Data entries for graphics

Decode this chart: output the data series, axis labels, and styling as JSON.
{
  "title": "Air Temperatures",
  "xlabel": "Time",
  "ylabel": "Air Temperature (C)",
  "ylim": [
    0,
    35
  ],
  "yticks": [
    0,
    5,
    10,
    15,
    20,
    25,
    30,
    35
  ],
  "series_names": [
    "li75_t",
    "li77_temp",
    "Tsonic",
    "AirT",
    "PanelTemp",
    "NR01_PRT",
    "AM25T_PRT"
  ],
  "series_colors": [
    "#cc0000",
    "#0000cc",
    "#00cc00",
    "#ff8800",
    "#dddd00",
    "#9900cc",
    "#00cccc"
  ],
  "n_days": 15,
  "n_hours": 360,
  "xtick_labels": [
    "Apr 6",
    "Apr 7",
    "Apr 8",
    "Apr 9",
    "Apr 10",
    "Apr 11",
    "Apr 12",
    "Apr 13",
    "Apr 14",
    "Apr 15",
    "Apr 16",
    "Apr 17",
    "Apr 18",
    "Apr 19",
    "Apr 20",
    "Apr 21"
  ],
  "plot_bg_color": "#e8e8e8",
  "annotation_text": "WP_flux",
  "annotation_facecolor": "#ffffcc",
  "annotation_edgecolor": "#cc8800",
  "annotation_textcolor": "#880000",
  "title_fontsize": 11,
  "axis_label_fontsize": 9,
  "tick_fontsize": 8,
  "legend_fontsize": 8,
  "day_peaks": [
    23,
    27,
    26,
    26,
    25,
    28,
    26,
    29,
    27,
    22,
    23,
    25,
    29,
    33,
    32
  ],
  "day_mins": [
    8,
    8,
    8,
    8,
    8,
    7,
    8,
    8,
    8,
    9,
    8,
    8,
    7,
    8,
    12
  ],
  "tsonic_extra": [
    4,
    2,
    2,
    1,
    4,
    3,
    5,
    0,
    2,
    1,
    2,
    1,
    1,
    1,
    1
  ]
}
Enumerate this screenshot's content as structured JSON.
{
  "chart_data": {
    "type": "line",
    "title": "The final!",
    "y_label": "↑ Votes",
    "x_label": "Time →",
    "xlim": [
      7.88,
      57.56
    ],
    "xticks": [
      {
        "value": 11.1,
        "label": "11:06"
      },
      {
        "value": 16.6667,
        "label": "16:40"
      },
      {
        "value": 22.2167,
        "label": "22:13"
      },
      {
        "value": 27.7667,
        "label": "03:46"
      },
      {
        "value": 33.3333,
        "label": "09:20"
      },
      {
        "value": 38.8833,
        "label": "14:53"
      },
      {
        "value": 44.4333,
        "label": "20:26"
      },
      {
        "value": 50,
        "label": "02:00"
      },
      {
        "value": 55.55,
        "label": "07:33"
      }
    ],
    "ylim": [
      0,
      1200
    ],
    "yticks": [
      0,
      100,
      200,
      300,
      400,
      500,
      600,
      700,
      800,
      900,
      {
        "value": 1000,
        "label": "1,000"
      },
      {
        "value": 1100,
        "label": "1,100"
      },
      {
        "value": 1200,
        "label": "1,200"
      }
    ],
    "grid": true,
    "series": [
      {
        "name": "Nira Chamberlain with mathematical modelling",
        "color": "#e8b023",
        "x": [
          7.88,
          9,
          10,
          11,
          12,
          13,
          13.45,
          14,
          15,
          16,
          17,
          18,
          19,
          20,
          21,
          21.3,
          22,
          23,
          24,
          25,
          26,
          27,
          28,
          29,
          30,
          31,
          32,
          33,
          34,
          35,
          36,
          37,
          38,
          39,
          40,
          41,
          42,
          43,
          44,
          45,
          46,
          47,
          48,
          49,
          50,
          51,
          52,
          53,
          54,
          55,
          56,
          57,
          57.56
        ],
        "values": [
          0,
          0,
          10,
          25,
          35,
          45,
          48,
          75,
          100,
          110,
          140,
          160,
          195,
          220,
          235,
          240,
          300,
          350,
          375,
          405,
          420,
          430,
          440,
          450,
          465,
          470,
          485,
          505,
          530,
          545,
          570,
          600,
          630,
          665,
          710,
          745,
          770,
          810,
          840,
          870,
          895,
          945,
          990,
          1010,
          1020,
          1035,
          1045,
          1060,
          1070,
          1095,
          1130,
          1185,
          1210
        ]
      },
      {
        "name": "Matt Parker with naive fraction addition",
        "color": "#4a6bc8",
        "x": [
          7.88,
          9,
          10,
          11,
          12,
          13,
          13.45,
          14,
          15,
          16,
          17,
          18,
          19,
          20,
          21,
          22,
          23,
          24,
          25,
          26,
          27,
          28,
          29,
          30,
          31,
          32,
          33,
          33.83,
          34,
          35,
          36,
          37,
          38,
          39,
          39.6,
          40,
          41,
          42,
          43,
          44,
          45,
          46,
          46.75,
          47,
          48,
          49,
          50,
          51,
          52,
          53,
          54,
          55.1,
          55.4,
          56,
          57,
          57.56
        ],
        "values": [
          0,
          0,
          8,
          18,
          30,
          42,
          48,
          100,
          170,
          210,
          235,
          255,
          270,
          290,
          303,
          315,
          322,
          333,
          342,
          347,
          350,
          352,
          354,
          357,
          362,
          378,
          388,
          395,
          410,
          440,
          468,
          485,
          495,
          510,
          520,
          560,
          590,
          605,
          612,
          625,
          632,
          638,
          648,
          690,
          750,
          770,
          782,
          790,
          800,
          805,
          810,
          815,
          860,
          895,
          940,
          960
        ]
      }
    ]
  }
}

#### OBJECTIVE
Give the number of lines in the entries that include the string "JSON", and nothing more.

#### RESPONSE
2